== GIVEN REQUEST ==
Please transcribe the data that follows without the pictures, keeping every word the same.

== ENTRIES SHOWN ==

-- begin --

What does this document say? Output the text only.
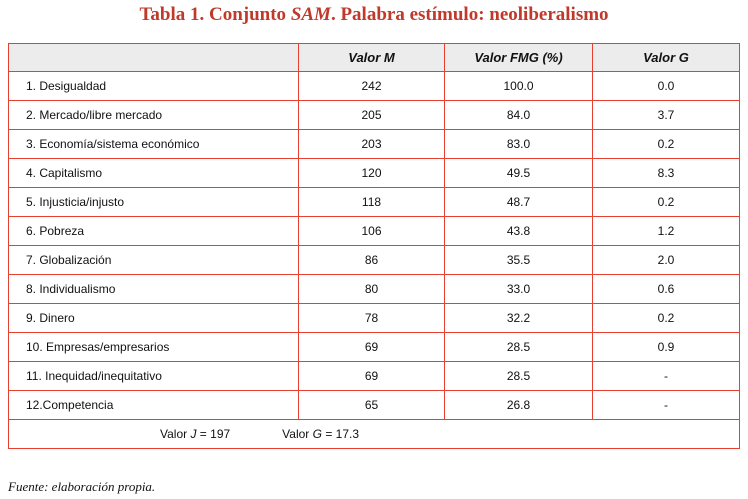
Tabla 1. Conjunto SAM. Palabra estímulo: neoliberalismo
	Valor M	Valor FMG (%)	Valor G
1. Desigualdad	242	100.0	0.0
2. Mercado/libre mercado	205	84.0	3.7
3. Economía/sistema económico	203	83.0	0.2
4. Capitalismo	120	49.5	8.3
5. Injusticia/injusto	118	48.7	0.2
6. Pobreza	106	43.8	1.2
7. Globalización	86	35.5	2.0
8. Individualismo	80	33.0	0.6
9. Dinero	78	32.2	0.2
10. Empresas/empresarios	69	28.5	0.9
11. Inequidad/inequitativo	69	28.5	-
12.Competencia	65	26.8	-
Valor J = 197 Valor G = 17.3			
Fuente: elaboración propia.
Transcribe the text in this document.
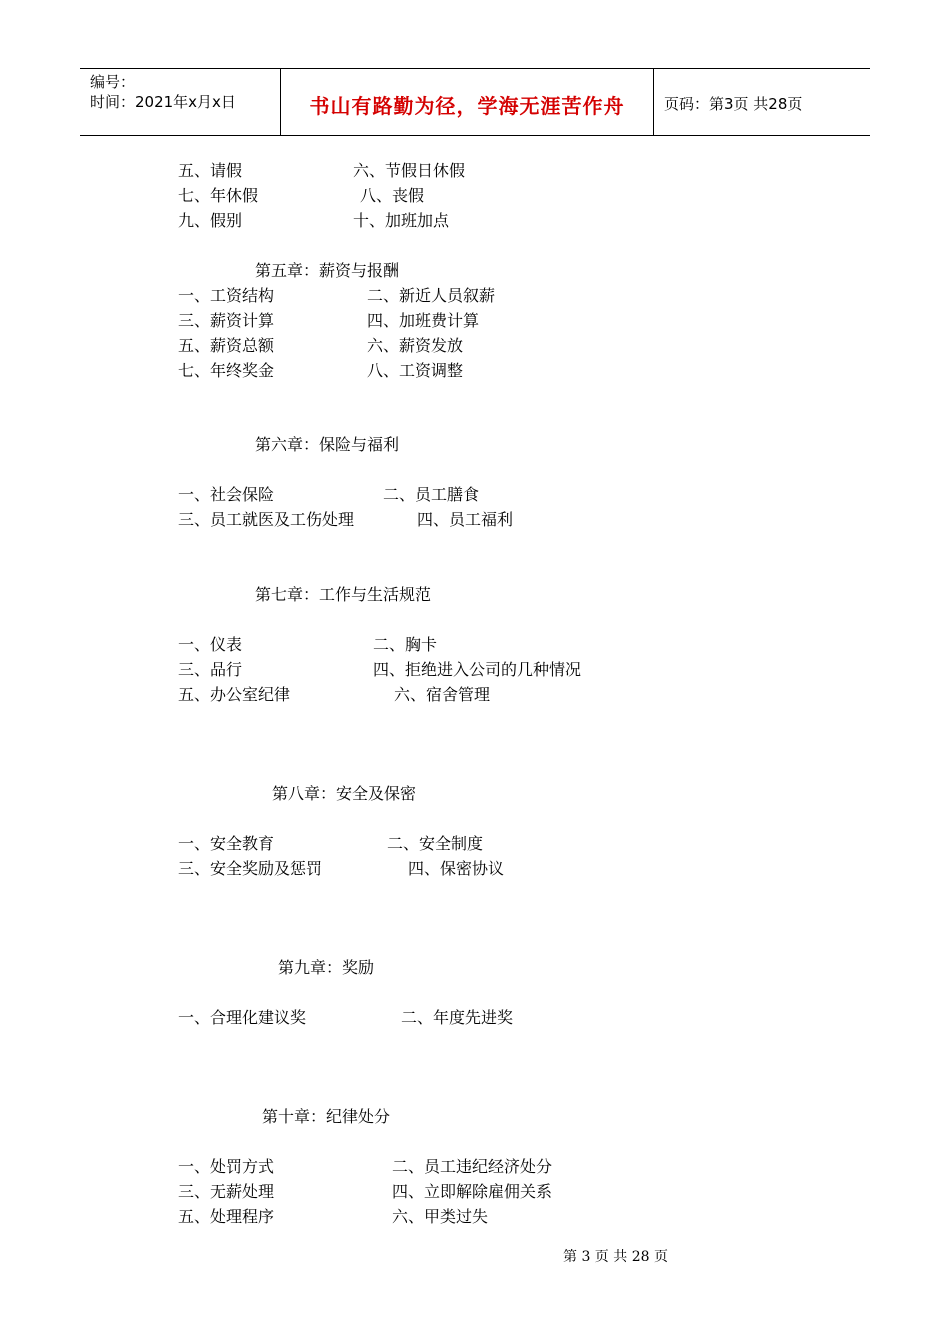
编号：
时间：2021年x月x日	书山有路勤为径，学海无涯苦作舟	页码：第3页 共28页
五、请假	六、节假日休假
七、年休假	八、丧假
九、假别	十、加班加点
第五章：薪资与报酬
一、工资结构	二、新近人员叙薪
三、薪资计算	四、加班费计算
五、薪资总额	六、薪资发放
七、年终奖金	八、工资调整
第六章：保险与福利
一、社会保险	二、员工膳食
三、员工就医及工伤处理	四、员工福利
第七章：工作与生活规范
一、仪表	二、胸卡
三、品行	四、拒绝进入公司的几种情况
五、办公室纪律	六、宿舍管理
第八章：安全及保密
一、安全教育	二、安全制度
三、安全奖励及惩罚	四、保密协议
第九章：奖励
一、合理化建议奖	二、年度先进奖
第十章：纪律处分
一、处罚方式	二、员工违纪经济处分
三、无薪处理	四、立即解除雇佣关系
五、处理程序	六、甲类过失
第 3 页 共 28 页
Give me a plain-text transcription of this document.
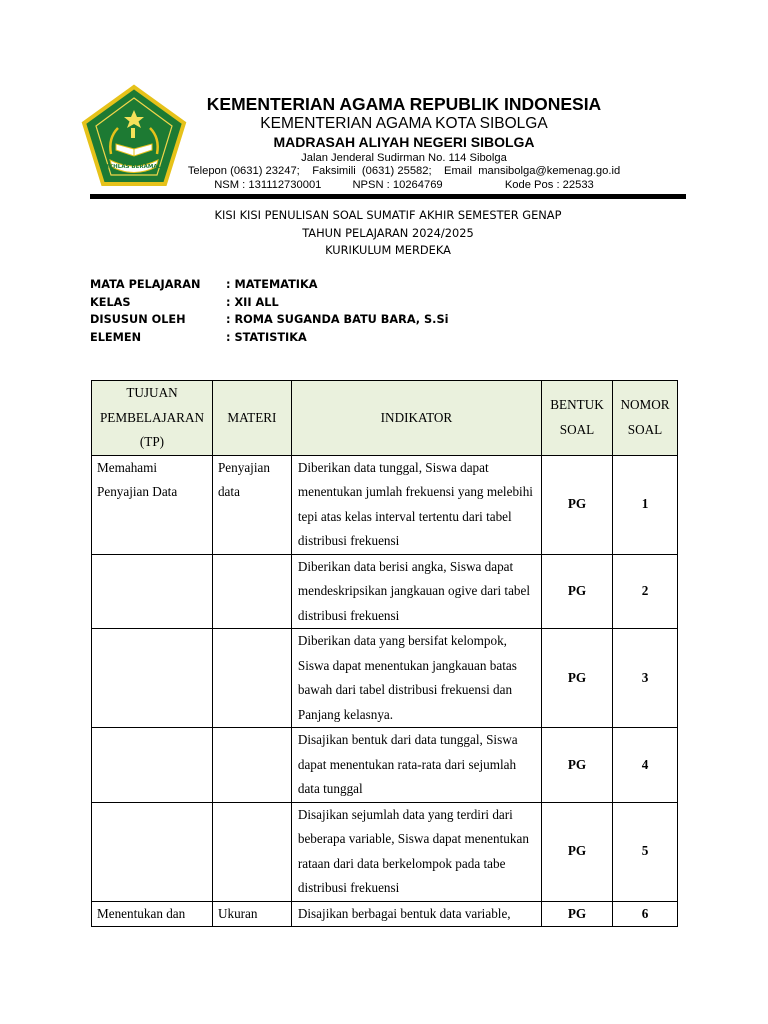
IKHLAS BERAMAL
KEMENTERIAN AGAMA REPUBLIK INDONESIA
KEMENTERIAN AGAMA KOTA SIBOLGA
MADRASAH ALIYAH NEGERI SIBOLGA
Jalan Jenderal Sudirman No. 114 Sibolga
Telepon (0631) 23247;    Faksimili  (0631) 25582;    Email  mansibolga@kemenag.go.id
NSM : 131112730001          NPSN : 10264769                    Kode Pos : 22533
KISI KISI PENULISAN SOAL SUMATIF AKHIR SEMESTER GENAP
TAHUN PELAJARAN 2024/2025
KURIKULUM MERDEKA
MATA PELAJARAN	: MATEMATIKA
KELAS	: XII ALL
DISUSUN OLEH	: ROMA SUGANDA BATU BARA, S.Si
ELEMEN	: STATISTIKA
TUJUAN PEMBELAJARAN (TP)	MATERI	INDIKATOR	BENTUK SOAL	NOMOR SOAL
Memahami Penyajian Data	Penyajian data	Diberikan data tunggal, Siswa dapat menentukan jumlah frekuensi yang melebihi tepi atas kelas interval tertentu dari tabel distribusi frekuensi	PG	1
		Diberikan data berisi angka, Siswa dapat mendeskripsikan jangkauan ogive dari tabel distribusi frekuensi	PG	2
		Diberikan data yang bersifat kelompok, Siswa dapat menentukan jangkauan batas bawah dari tabel distribusi frekuensi dan Panjang kelasnya.	PG	3
		Disajikan bentuk dari data tunggal, Siswa dapat menentukan rata-rata dari sejumlah data tunggal	PG	4
		Disajikan sejumlah data yang terdiri dari beberapa variable, Siswa dapat menentukan rataan dari data berkelompok pada tabe distribusi frekuensi	PG	5
Menentukan dan	Ukuran	Disajikan berbagai bentuk data variable,	PG	6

-- end --

== THE REPLY ==
What does this document say? Output the text only.
Tabla 1. Conjunto SAM. Palabra estímulo: neoliberalismo
	Valor M	Valor FMG (%)	Valor G
1. Desigualdad	242	100.0	0.0
2. Mercado/libre mercado	205	84.0	3.7
3. Economía/sistema económico	203	83.0	0.2
4. Capitalismo	120	49.5	8.3
5. Injusticia/injusto	118	48.7	0.2
6. Pobreza	106	43.8	1.2
7. Globalización	86	35.5	2.0
8. Individualismo	80	33.0	0.6
9. Dinero	78	32.2	0.2
10. Empresas/empresarios	69	28.5	0.9
11. Inequidad/inequitativo	69	28.5	-
12.Competencia	65	26.8	-
Valor J = 197 Valor G = 17.3			
Fuente: elaboración propia.
Transcribe the text in this document.
编号：
时间：2021年x月x日	书山有路勤为径，学海无涯苦作舟	页码：第3页 共28页
五、请假	六、节假日休假
七、年休假	八、丧假
九、假别	十、加班加点
第五章：薪资与报酬
一、工资结构	二、新近人员叙薪
三、薪资计算	四、加班费计算
五、薪资总额	六、薪资发放
七、年终奖金	八、工资调整
第六章：保险与福利
一、社会保险	二、员工膳食
三、员工就医及工伤处理	四、员工福利
第七章：工作与生活规范
一、仪表	二、胸卡
三、品行	四、拒绝进入公司的几种情况
五、办公室纪律	六、宿舍管理
第八章：安全及保密
一、安全教育	二、安全制度
三、安全奖励及惩罚	四、保密协议
第九章：奖励
一、合理化建议奖	二、年度先进奖
第十章：纪律处分
一、处罚方式	二、员工违纪经济处分
三、无薪处理	四、立即解除雇佣关系
五、处理程序	六、甲类过失
第 3 页 共 28 页
Give me a plain-text transcription of this document.
IKHLAS BERAMAL
KEMENTERIAN AGAMA REPUBLIK INDONESIA
KEMENTERIAN AGAMA KOTA SIBOLGA
MADRASAH ALIYAH NEGERI SIBOLGA
Jalan Jenderal Sudirman No. 114 Sibolga
Telepon (0631) 23247;    Faksimili  (0631) 25582;    Email  mansibolga@kemenag.go.id
NSM : 131112730001          NPSN : 10264769                    Kode Pos : 22533
KISI KISI PENULISAN SOAL SUMATIF AKHIR SEMESTER GENAP
TAHUN PELAJARAN 2024/2025
KURIKULUM MERDEKA
MATA PELAJARAN	: MATEMATIKA
KELAS	: XII ALL
DISUSUN OLEH	: ROMA SUGANDA BATU BARA, S.Si
ELEMEN	: STATISTIKA
TUJUAN PEMBELAJARAN (TP)	MATERI	INDIKATOR	BENTUK SOAL	NOMOR SOAL
Memahami Penyajian Data	Penyajian data	Diberikan data tunggal, Siswa dapat menentukan jumlah frekuensi yang melebihi tepi atas kelas interval tertentu dari tabel distribusi frekuensi	PG	1
		Diberikan data berisi angka, Siswa dapat mendeskripsikan jangkauan ogive dari tabel distribusi frekuensi	PG	2
		Diberikan data yang bersifat kelompok, Siswa dapat menentukan jangkauan batas bawah dari tabel distribusi frekuensi dan Panjang kelasnya.	PG	3
		Disajikan bentuk dari data tunggal, Siswa dapat menentukan rata-rata dari sejumlah data tunggal	PG	4
		Disajikan sejumlah data yang terdiri dari beberapa variable, Siswa dapat menentukan rataan dari data berkelompok pada tabe distribusi frekuensi	PG	5
Menentukan dan	Ukuran	Disajikan berbagai bentuk data variable,	PG	6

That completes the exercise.